**Aim of the exercise**
Please rewrite the memorial inscription from "The 175th landed" to "west of Villiers-Fossard.", putting "dusk" in place of "nightfall".

**Text passage**
Text on the memorial:
175th Infantry Regiment (5th Maryland), 29th Infantry Division
Hill 108 (Purple Heart Hill)
June 18, 1944
The 175th Infantry Regiment is one of the oldest military organizations in the United States. Founded in December 1774 as the Baltimore independent cadets, it fought heroically throughout the American Revolution. Designated the 5th Maryland Regiment in 1794, the unit defended Washington and Baltimore in the War of 1812. During the American Civil War many members of the 5th Maryland fought with distinction in the Confederate Army. The regiment was federalized in April 1917 for service in the Great War and served in the Meuse-Argonne offensive in 1918. In February 1941, the 5th Maryland was again federalized with a new designation, the 175th Infantry, and sailed for England in October 1942 as a component of the 29th Infantry Division.
The 175th landed on Omaha Beach on d+1, June 7, 1944, and immediately pushed westward, liberating Isigny on June 9. The 29th Division progressed steadily toward St. Lô the following week, its right flank anchored by the 175th on the Vire river. At 8 am June 16, the 29th Division launched and offensive toward St. Lô spearheaded by the 175th Infantry. Led by its 1st Battalion under the command of Lt. Col. Rogers Whiteford, the 175th resumed its attack at 7:30 am June 17 against stiffening enemy resistance. By nightfall Whiteford’s 1st Battalion had secured a vital intermediate objective, Hill 108, and pressed further south to a position one kilometer west of Villiers-Fossard.

Dataset rows:
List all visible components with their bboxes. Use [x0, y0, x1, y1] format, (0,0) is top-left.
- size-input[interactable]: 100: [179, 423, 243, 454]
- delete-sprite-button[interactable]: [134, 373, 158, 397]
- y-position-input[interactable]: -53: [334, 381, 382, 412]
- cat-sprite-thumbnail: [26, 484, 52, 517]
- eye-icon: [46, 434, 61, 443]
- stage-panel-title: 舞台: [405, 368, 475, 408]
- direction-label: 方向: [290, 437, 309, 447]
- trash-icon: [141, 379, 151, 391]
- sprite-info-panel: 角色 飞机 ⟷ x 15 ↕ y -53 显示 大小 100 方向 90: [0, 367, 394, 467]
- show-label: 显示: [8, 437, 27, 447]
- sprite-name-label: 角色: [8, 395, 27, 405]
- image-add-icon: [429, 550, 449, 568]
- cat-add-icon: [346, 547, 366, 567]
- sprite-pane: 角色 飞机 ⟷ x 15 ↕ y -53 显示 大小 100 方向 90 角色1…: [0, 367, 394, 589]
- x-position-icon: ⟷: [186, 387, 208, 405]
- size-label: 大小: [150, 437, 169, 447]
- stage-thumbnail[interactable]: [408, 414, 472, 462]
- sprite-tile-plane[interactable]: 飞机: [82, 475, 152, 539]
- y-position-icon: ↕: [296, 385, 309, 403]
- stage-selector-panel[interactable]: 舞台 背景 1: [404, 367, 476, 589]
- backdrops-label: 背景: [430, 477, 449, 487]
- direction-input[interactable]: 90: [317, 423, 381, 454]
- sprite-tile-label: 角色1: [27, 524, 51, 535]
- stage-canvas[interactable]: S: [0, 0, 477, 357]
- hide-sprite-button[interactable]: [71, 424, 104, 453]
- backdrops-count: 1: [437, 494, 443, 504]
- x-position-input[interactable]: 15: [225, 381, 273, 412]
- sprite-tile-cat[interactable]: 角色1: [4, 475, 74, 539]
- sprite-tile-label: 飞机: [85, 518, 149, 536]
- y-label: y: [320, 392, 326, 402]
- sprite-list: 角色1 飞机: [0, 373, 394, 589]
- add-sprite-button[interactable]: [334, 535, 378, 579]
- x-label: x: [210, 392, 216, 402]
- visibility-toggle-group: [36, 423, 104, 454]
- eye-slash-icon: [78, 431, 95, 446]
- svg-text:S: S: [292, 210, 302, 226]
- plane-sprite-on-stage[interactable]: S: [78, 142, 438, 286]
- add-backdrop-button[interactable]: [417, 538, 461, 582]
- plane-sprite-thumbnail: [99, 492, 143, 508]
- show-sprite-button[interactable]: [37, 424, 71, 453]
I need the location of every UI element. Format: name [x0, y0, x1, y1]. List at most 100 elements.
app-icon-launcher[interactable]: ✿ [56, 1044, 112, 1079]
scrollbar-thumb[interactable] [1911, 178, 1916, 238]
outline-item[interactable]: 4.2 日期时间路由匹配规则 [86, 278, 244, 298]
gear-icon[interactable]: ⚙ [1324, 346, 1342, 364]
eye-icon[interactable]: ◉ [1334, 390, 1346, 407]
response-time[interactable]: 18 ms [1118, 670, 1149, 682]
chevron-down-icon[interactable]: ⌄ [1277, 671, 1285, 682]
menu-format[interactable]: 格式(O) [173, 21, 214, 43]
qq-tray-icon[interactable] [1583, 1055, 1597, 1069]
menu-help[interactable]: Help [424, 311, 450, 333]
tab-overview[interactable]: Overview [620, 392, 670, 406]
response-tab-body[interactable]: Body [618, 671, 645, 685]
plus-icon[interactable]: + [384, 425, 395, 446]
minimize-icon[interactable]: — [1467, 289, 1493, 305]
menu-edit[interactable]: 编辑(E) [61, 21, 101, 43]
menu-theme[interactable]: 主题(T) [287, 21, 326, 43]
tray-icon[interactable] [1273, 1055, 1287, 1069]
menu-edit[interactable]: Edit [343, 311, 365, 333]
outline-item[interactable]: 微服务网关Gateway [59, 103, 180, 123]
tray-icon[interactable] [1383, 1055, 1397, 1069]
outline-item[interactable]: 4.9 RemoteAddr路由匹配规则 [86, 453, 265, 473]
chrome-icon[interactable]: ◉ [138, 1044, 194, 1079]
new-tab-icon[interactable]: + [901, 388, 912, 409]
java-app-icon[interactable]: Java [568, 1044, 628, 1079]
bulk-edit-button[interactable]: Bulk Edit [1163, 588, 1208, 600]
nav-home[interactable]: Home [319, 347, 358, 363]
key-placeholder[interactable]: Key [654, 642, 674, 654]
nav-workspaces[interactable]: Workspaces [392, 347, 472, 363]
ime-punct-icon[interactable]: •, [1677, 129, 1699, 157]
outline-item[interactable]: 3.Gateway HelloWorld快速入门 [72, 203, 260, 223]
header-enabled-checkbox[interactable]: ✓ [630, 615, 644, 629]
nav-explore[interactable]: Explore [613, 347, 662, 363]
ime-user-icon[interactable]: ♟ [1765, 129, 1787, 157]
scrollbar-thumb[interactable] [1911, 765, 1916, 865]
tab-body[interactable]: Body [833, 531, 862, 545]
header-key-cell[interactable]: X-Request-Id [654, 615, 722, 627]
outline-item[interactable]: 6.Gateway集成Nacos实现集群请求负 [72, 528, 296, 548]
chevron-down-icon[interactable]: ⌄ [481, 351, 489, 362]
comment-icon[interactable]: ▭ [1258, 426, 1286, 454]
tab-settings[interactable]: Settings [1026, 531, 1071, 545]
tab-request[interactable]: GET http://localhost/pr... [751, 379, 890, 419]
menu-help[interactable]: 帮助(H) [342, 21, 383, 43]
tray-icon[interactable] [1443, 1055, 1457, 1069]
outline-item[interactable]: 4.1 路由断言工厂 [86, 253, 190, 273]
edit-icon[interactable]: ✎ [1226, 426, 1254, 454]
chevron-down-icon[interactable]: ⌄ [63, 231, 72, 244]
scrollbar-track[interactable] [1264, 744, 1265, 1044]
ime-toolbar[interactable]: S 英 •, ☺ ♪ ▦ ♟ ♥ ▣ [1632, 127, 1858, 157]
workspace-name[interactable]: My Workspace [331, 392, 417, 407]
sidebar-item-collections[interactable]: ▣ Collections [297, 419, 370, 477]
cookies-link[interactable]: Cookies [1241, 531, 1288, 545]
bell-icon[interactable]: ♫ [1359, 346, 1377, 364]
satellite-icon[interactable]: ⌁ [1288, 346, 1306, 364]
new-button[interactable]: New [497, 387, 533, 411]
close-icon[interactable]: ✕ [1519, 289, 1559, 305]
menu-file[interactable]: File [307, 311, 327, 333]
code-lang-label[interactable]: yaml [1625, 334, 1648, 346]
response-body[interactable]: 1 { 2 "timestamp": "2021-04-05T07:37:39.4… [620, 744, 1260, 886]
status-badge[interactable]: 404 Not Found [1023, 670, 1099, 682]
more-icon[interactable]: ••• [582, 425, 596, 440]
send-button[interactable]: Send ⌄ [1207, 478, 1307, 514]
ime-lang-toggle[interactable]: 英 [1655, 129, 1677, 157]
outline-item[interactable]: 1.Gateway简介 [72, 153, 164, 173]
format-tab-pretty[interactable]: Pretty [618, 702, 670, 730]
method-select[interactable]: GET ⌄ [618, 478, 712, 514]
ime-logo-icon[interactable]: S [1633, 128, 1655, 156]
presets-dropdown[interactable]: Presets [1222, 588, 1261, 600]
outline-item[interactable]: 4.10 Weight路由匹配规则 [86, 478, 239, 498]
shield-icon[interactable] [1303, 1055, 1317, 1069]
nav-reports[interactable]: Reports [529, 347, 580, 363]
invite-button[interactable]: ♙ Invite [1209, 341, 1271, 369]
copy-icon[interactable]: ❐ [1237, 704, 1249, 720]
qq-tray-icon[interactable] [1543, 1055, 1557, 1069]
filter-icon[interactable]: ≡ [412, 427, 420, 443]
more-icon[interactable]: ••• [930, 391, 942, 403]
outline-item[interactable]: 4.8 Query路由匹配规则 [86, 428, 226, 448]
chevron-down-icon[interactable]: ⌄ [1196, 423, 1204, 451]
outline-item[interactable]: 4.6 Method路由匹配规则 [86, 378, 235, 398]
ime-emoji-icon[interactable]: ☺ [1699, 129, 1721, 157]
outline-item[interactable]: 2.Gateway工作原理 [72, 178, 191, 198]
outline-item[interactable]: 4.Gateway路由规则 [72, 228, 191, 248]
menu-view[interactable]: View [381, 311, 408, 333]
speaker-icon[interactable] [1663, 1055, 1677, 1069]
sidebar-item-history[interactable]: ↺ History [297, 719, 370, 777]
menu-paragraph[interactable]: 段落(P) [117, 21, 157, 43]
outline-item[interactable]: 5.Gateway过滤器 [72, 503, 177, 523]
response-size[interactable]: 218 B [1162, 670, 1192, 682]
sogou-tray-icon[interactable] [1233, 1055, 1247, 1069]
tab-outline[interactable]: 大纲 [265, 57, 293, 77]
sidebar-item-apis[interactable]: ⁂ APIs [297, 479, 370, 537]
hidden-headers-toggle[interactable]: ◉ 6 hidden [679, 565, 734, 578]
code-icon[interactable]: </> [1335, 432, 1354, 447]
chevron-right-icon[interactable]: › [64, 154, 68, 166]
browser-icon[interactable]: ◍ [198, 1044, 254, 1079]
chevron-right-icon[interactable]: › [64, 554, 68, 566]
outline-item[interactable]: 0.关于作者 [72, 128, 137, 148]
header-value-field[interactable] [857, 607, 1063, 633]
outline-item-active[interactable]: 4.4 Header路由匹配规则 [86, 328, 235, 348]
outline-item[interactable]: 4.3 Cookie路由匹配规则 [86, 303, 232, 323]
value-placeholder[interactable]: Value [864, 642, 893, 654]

**Task response**
The 175th landed on Omaha Beach on d+1, June 7, 1944, and immediately pushed westward, liberating Isigny on June 9. The 29th Division progressed steadily toward St. Lô the following week, its right flank anchored by the 175th on the Vire river. At 8 am June 16, the 29th Division launched and offensive toward St. Lô spearheaded by the 175th Infantry. Led by its 1st Battalion under the command of Lt. Col. Rogers Whiteford, the 175th resumed its attack at 7:30 am June 17 against stiffening enemy resistance. By dusk Whiteford’s 1st Battalion had secured a vital intermediate objective, Hill 108, and pressed further south to a position one kilometer west of Villiers-Fossard.